## [Stated goal]
Write out the entries below once more, exactly, with the pictures left out.

## [Material provided]
════════════════════
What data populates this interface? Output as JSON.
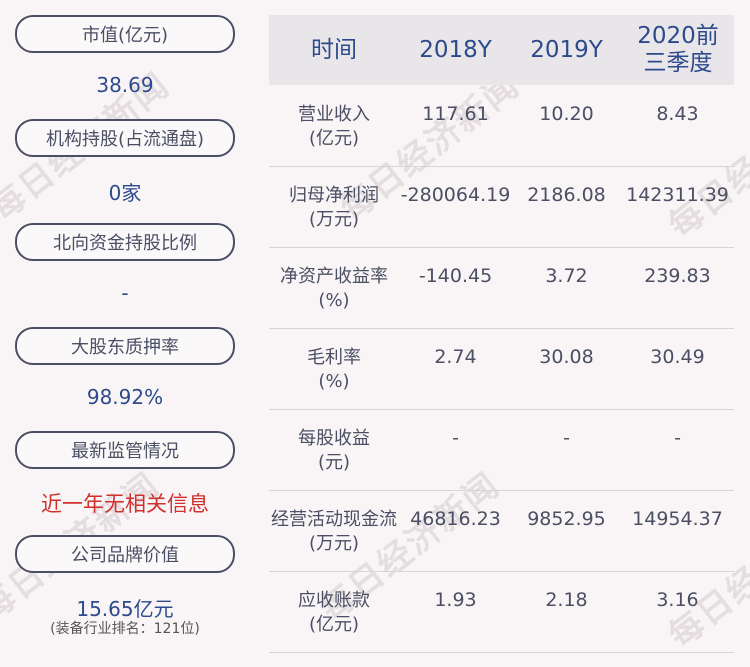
{
  "sidebar": {
    "items": [
      {
        "label": "市值(亿元)",
        "value": "38.69"
      },
      {
        "label": "机构持股(占流通盘)",
        "value": "0家"
      },
      {
        "label": "北向资金持股比例",
        "value": "-"
      },
      {
        "label": "大股东质押率",
        "value": "98.92%"
      },
      {
        "label": "最新监管情况",
        "value": "近一年无相关信息"
      },
      {
        "label": "公司品牌价值",
        "value": "15.65亿元",
        "note": "(装备行业排名：121位)"
      }
    ]
  },
  "table": {
    "headers": [
      "时间",
      "2018Y",
      "2019Y",
      "2020前三季度"
    ],
    "rows": [
      {
        "label": "营业收入\n(亿元)",
        "cells": [
          "117.61",
          "10.20",
          "8.43"
        ]
      },
      {
        "label": "归母净利润\n(万元)",
        "cells": [
          "-280064.19",
          "2186.08",
          "142311.39"
        ]
      },
      {
        "label": "净资产收益率\n(%)",
        "cells": [
          "-140.45",
          "3.72",
          "239.83"
        ]
      },
      {
        "label": "毛利率\n(%)",
        "cells": [
          "2.74",
          "30.08",
          "30.49"
        ]
      },
      {
        "label": "每股收益\n(元)",
        "cells": [
          "-",
          "-",
          "-"
        ]
      },
      {
        "label": "经营活动现金流\n(万元)",
        "cells": [
          "46816.23",
          "9852.95",
          "14954.37"
        ]
      },
      {
        "label": "应收账款\n(亿元)",
        "cells": [
          "1.93",
          "2.18",
          "3.16"
        ]
      }
    ]
  },
  "watermark": "每日经济新闻",
  "colors": {
    "accent": "#2c4a8c",
    "pill_border": "#4a4f63",
    "alert": "#d0312d"
  }
}
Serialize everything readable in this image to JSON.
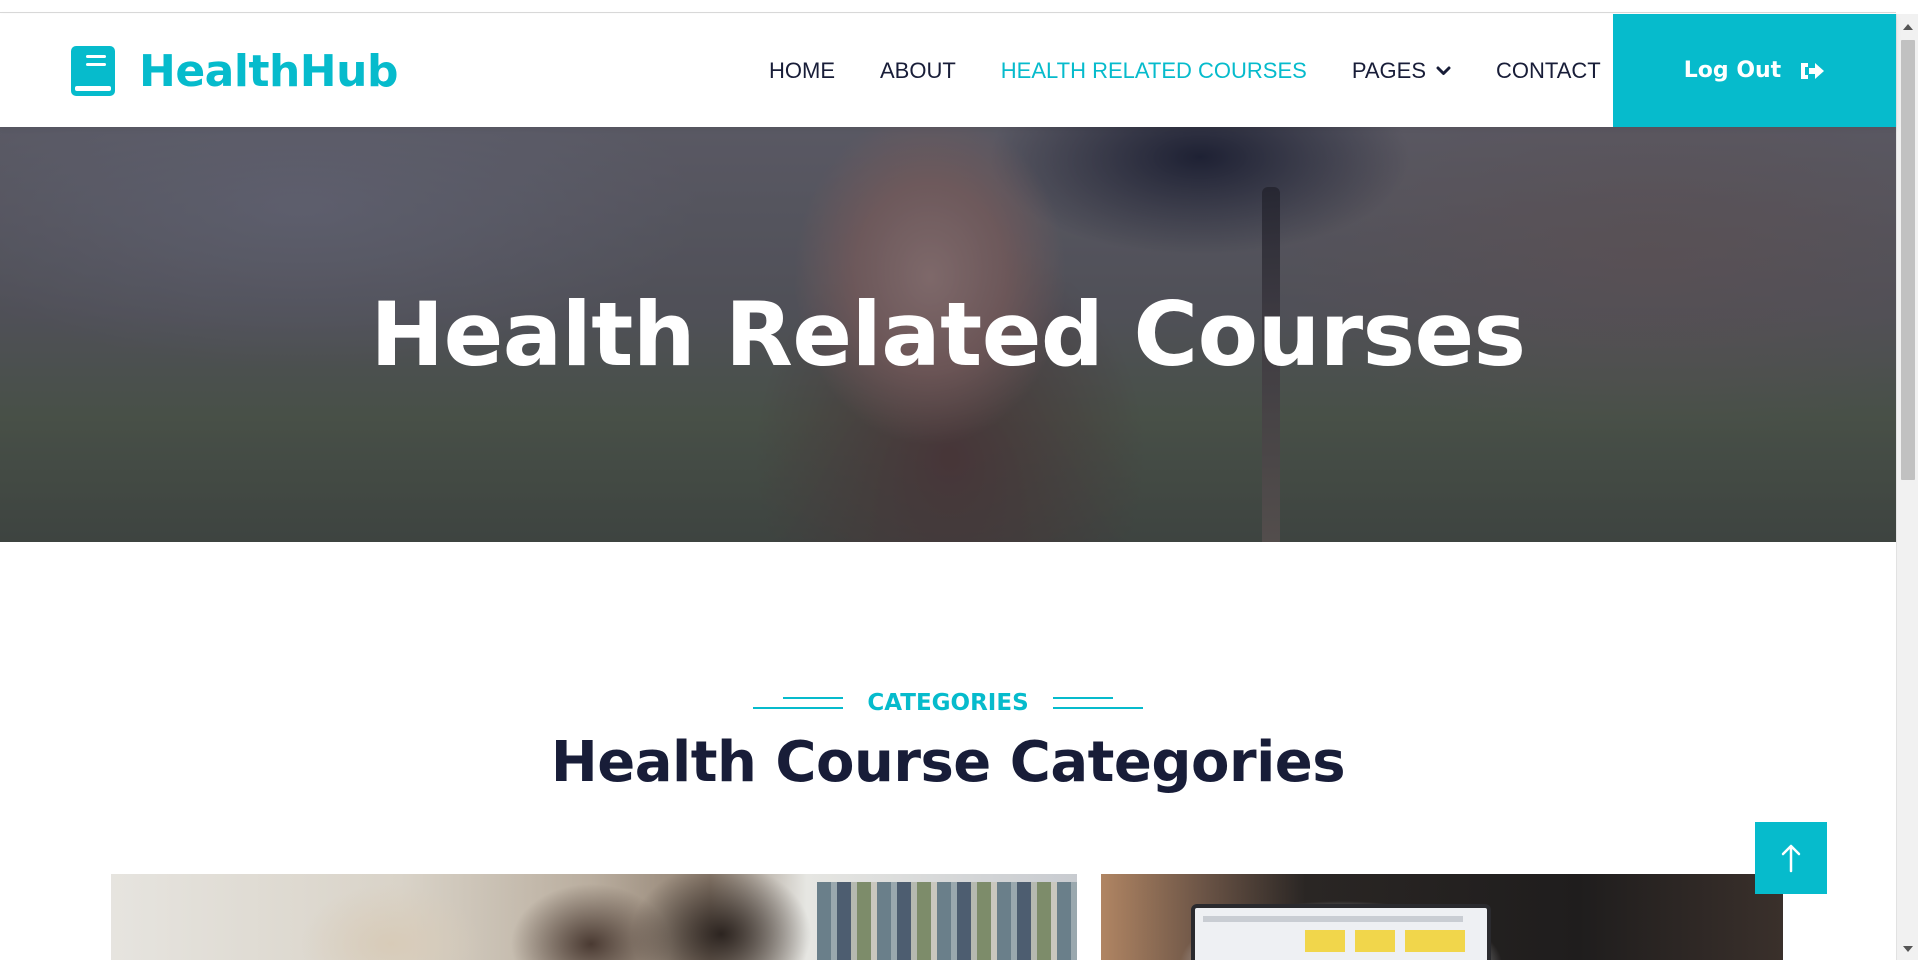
{
  "brand": {
    "name": "HealthHub",
    "icon": "book-icon",
    "color": "#06bbcc"
  },
  "nav": {
    "items": [
      {
        "label": "HOME",
        "active": false
      },
      {
        "label": "ABOUT",
        "active": false
      },
      {
        "label": "HEALTH RELATED COURSES",
        "active": true
      },
      {
        "label": "PAGES",
        "active": false,
        "dropdown": true,
        "icon": "chevron-down-icon"
      },
      {
        "label": "CONTACT",
        "active": false
      }
    ],
    "logout_label": "Log Out",
    "logout_icon": "sign-out-icon"
  },
  "hero": {
    "title": "Health Related Courses"
  },
  "categories": {
    "label": "CATEGORIES",
    "title": "Health Course Categories"
  },
  "back_to_top_icon": "arrow-up-icon",
  "colors": {
    "accent": "#06bbcc",
    "dark": "#181d38"
  }
}
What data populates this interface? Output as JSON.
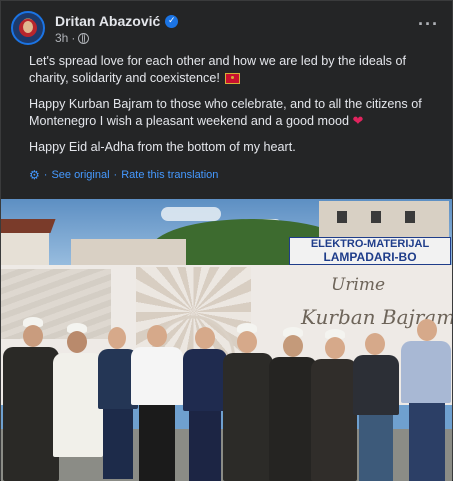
{
  "post": {
    "author": "Dritan Abazović",
    "time": "3h",
    "paragraphs": [
      "Let's spread love for each other and how we are led by the ideals of charity, solidarity and coexistence!",
      "Happy Kurban Bajram to those who celebrate, and to all the citizens of Montenegro I wish a pleasant weekend and a good mood",
      "Happy Eid al-Adha from the bottom of my heart."
    ],
    "see_original": "See original",
    "separator": "·",
    "rate_translation": "Rate this translation",
    "more_label": "···"
  },
  "photo": {
    "sign_line1": "ELEKTRO-MATERIJAL",
    "sign_line2": "LAMPADARI-BO",
    "banner_line1": "Urime",
    "banner_line2": "Kurban Bajrami"
  },
  "icons": {
    "verified": "verified-badge-icon",
    "privacy": "globe-icon",
    "translation": "gear-icon",
    "heart": "heart-icon",
    "flag": "montenegro-flag-icon"
  },
  "colors": {
    "background": "#242526",
    "text": "#e4e6eb",
    "secondary_text": "#b0b3b8",
    "link": "#4599ff",
    "verified": "#1b74e4"
  }
}
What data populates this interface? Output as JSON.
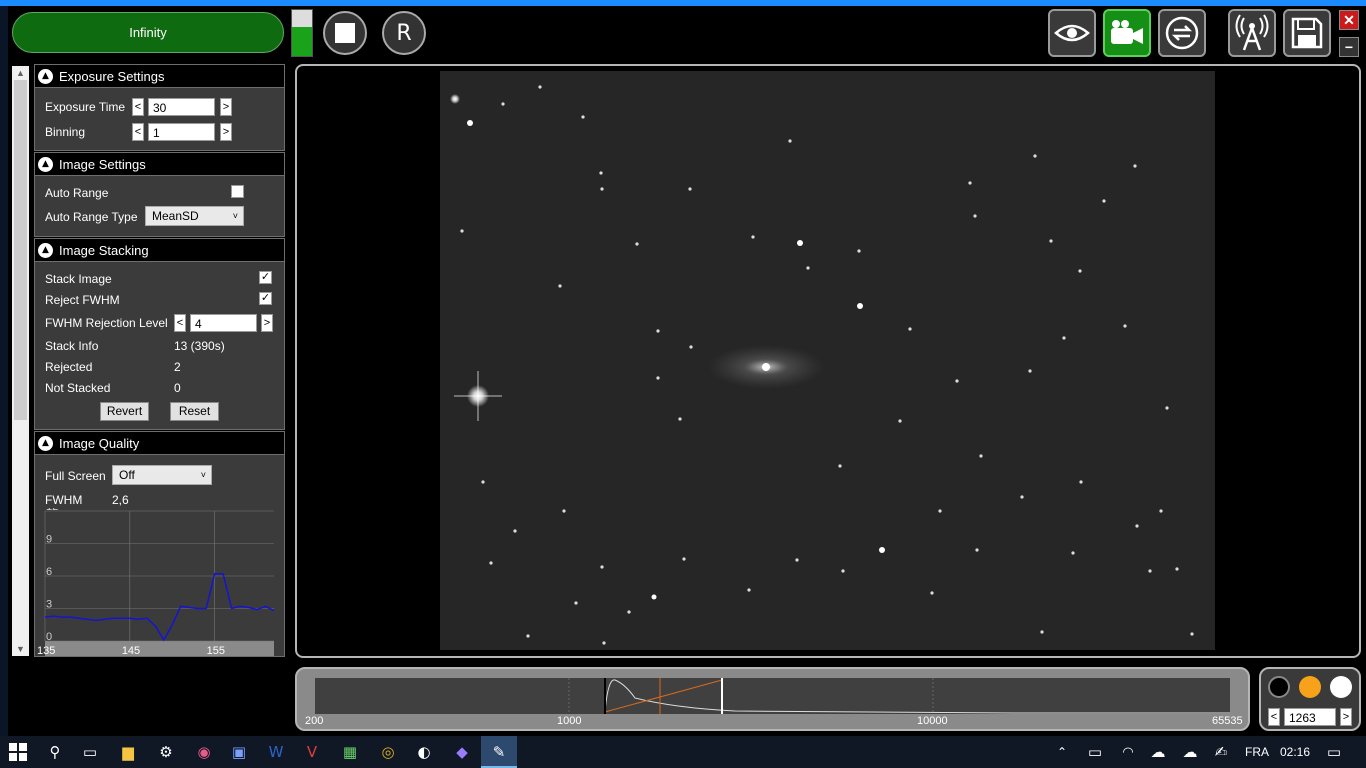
{
  "toolbar": {
    "sequence_label": "Infinity",
    "stop_label": "",
    "reset_label": "R",
    "gauge_level_percent": 62,
    "accent": "#158f15"
  },
  "exposure": {
    "title": "Exposure Settings",
    "exposure_time_label": "Exposure Time",
    "exposure_time_value": "30",
    "binning_label": "Binning",
    "binning_value": "1",
    "dec": "<",
    "inc": ">"
  },
  "image_settings": {
    "title": "Image Settings",
    "auto_range_label": "Auto Range",
    "auto_range_checked": false,
    "auto_range_type_label": "Auto Range Type",
    "auto_range_type_value": "MeanSD"
  },
  "stacking": {
    "title": "Image Stacking",
    "stack_image_label": "Stack Image",
    "stack_image_checked": true,
    "reject_fwhm_label": "Reject FWHM",
    "reject_fwhm_checked": true,
    "fwhm_rejection_label": "FWHM Rejection Level",
    "fwhm_rejection_value": "4",
    "stack_info_label": "Stack Info",
    "stack_info_value": "13 (390s)",
    "rejected_label": "Rejected",
    "rejected_value": "2",
    "not_stacked_label": "Not Stacked",
    "not_stacked_value": "0",
    "revert_label": "Revert",
    "reset_label": "Reset"
  },
  "image_quality": {
    "title": "Image Quality",
    "full_screen_label": "Full Screen",
    "full_screen_value": "Off",
    "fwhm_label": "FWHM",
    "fwhm_value": "2,6"
  },
  "chart_data": {
    "type": "line",
    "title": "",
    "xlabel": "",
    "ylabel": "",
    "xlim": [
      135,
      162
    ],
    "ylim": [
      0,
      12
    ],
    "x_ticks": [
      "135",
      "145",
      "155"
    ],
    "y_ticks": [
      "0",
      "3",
      "6",
      "9",
      "12"
    ],
    "grid": true,
    "series": [
      {
        "color": "#1414d2",
        "x": [
          135,
          136,
          137,
          138,
          139,
          140,
          141,
          142,
          143,
          144,
          145,
          146,
          147,
          148,
          149,
          150,
          151,
          152,
          153,
          154,
          155,
          156,
          157,
          158,
          159,
          160,
          161,
          162
        ],
        "y": [
          2.2,
          2.3,
          2.2,
          2.2,
          2.1,
          2.0,
          1.9,
          2.0,
          2.1,
          2.1,
          2.1,
          2.0,
          2.1,
          1.4,
          0.1,
          1.5,
          3.2,
          3.1,
          3.0,
          3.0,
          6.2,
          6.2,
          3.0,
          3.2,
          3.1,
          2.9,
          3.2,
          2.8
        ]
      }
    ]
  },
  "histogram": {
    "ticks": [
      "200",
      "1000",
      "10000",
      "65535"
    ],
    "black_point_value": "1263"
  },
  "color_controls": {
    "black": "#000000",
    "orange": "#f7a21a",
    "white": "#ffffff",
    "dec": "<",
    "inc": ">"
  },
  "taskbar": {
    "language": "FRA",
    "time": "02:16"
  }
}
════════════════════
## [Result]
What data populates this interface? Output as JSON.
{
  "sidebar": {
    "items": [
      {
        "label": "市值(亿元)",
        "value": "38.69"
      },
      {
        "label": "机构持股(占流通盘)",
        "value": "0家"
      },
      {
        "label": "北向资金持股比例",
        "value": "-"
      },
      {
        "label": "大股东质押率",
        "value": "98.92%"
      },
      {
        "label": "最新监管情况",
        "value": "近一年无相关信息"
      },
      {
        "label": "公司品牌价值",
        "value": "15.65亿元",
        "note": "(装备行业排名：121位)"
      }
    ]
  },
  "table": {
    "headers": [
      "时间",
      "2018Y",
      "2019Y",
      "2020前三季度"
    ],
    "rows": [
      {
        "label": "营业收入\n(亿元)",
        "cells": [
          "117.61",
          "10.20",
          "8.43"
        ]
      },
      {
        "label": "归母净利润\n(万元)",
        "cells": [
          "-280064.19",
          "2186.08",
          "142311.39"
        ]
      },
      {
        "label": "净资产收益率\n(%)",
        "cells": [
          "-140.45",
          "3.72",
          "239.83"
        ]
      },
      {
        "label": "毛利率\n(%)",
        "cells": [
          "2.74",
          "30.08",
          "30.49"
        ]
      },
      {
        "label": "每股收益\n(元)",
        "cells": [
          "-",
          "-",
          "-"
        ]
      },
      {
        "label": "经营活动现金流\n(万元)",
        "cells": [
          "46816.23",
          "9852.95",
          "14954.37"
        ]
      },
      {
        "label": "应收账款\n(亿元)",
        "cells": [
          "1.93",
          "2.18",
          "3.16"
        ]
      }
    ]
  },
  "watermark": "每日经济新闻",
  "colors": {
    "accent": "#2c4a8c",
    "pill_border": "#4a4f63",
    "alert": "#d0312d"
  }
}
Serialize everything readable in this image to JSON.
{
  "brand": {
    "name": "HealthHub",
    "icon": "book-icon",
    "color": "#06bbcc"
  },
  "nav": {
    "items": [
      {
        "label": "HOME",
        "active": false
      },
      {
        "label": "ABOUT",
        "active": false
      },
      {
        "label": "HEALTH RELATED COURSES",
        "active": true
      },
      {
        "label": "PAGES",
        "active": false,
        "dropdown": true,
        "icon": "chevron-down-icon"
      },
      {
        "label": "CONTACT",
        "active": false
      }
    ],
    "logout_label": "Log Out",
    "logout_icon": "sign-out-icon"
  },
  "hero": {
    "title": "Health Related Courses"
  },
  "categories": {
    "label": "CATEGORIES",
    "title": "Health Course Categories"
  },
  "back_to_top_icon": "arrow-up-icon",
  "colors": {
    "accent": "#06bbcc",
    "dark": "#181d38"
  }
}
What data populates this interface? Output as JSON.
{
  "post": {
    "author": "Dritan Abazović",
    "time": "3h",
    "paragraphs": [
      "Let's spread love for each other and how we are led by the ideals of charity, solidarity and coexistence!",
      "Happy Kurban Bajram to those who celebrate, and to all the citizens of Montenegro I wish a pleasant weekend and a good mood",
      "Happy Eid al-Adha from the bottom of my heart."
    ],
    "see_original": "See original",
    "separator": "·",
    "rate_translation": "Rate this translation",
    "more_label": "···"
  },
  "photo": {
    "sign_line1": "ELEKTRO-MATERIJAL",
    "sign_line2": "LAMPADARI-BO",
    "banner_line1": "Urime",
    "banner_line2": "Kurban Bajrami"
  },
  "icons": {
    "verified": "verified-badge-icon",
    "privacy": "globe-icon",
    "translation": "gear-icon",
    "heart": "heart-icon",
    "flag": "montenegro-flag-icon"
  },
  "colors": {
    "background": "#242526",
    "text": "#e4e6eb",
    "secondary_text": "#b0b3b8",
    "link": "#4599ff",
    "verified": "#1b74e4"
  }
}
What data populates this interface? Output as JSON.
{
  "toolbar": {
    "sequence_label": "Infinity",
    "stop_label": "",
    "reset_label": "R",
    "gauge_level_percent": 62,
    "accent": "#158f15"
  },
  "exposure": {
    "title": "Exposure Settings",
    "exposure_time_label": "Exposure Time",
    "exposure_time_value": "30",
    "binning_label": "Binning",
    "binning_value": "1",
    "dec": "<",
    "inc": ">"
  },
  "image_settings": {
    "title": "Image Settings",
    "auto_range_label": "Auto Range",
    "auto_range_checked": false,
    "auto_range_type_label": "Auto Range Type",
    "auto_range_type_value": "MeanSD"
  },
  "stacking": {
    "title": "Image Stacking",
    "stack_image_label": "Stack Image",
    "stack_image_checked": true,
    "reject_fwhm_label": "Reject FWHM",
    "reject_fwhm_checked": true,
    "fwhm_rejection_label": "FWHM Rejection Level",
    "fwhm_rejection_value": "4",
    "stack_info_label": "Stack Info",
    "stack_info_value": "13 (390s)",
    "rejected_label": "Rejected",
    "rejected_value": "2",
    "not_stacked_label": "Not Stacked",
    "not_stacked_value": "0",
    "revert_label": "Revert",
    "reset_label": "Reset"
  },
  "image_quality": {
    "title": "Image Quality",
    "full_screen_label": "Full Screen",
    "full_screen_value": "Off",
    "fwhm_label": "FWHM",
    "fwhm_value": "2,6"
  },
  "chart_data": {
    "type": "line",
    "title": "",
    "xlabel": "",
    "ylabel": "",
    "xlim": [
      135,
      162
    ],
    "ylim": [
      0,
      12
    ],
    "x_ticks": [
      "135",
      "145",
      "155"
    ],
    "y_ticks": [
      "0",
      "3",
      "6",
      "9",
      "12"
    ],
    "grid": true,
    "series": [
      {
        "color": "#1414d2",
        "x": [
          135,
          136,
          137,
          138,
          139,
          140,
          141,
          142,
          143,
          144,
          145,
          146,
          147,
          148,
          149,
          150,
          151,
          152,
          153,
          154,
          155,
          156,
          157,
          158,
          159,
          160,
          161,
          162
        ],
        "y": [
          2.2,
          2.3,
          2.2,
          2.2,
          2.1,
          2.0,
          1.9,
          2.0,
          2.1,
          2.1,
          2.1,
          2.0,
          2.1,
          1.4,
          0.1,
          1.5,
          3.2,
          3.1,
          3.0,
          3.0,
          6.2,
          6.2,
          3.0,
          3.2,
          3.1,
          2.9,
          3.2,
          2.8
        ]
      }
    ]
  },
  "histogram": {
    "ticks": [
      "200",
      "1000",
      "10000",
      "65535"
    ],
    "black_point_value": "1263"
  },
  "color_controls": {
    "black": "#000000",
    "orange": "#f7a21a",
    "white": "#ffffff",
    "dec": "<",
    "inc": ">"
  },
  "taskbar": {
    "language": "FRA",
    "time": "02:16"
  }
}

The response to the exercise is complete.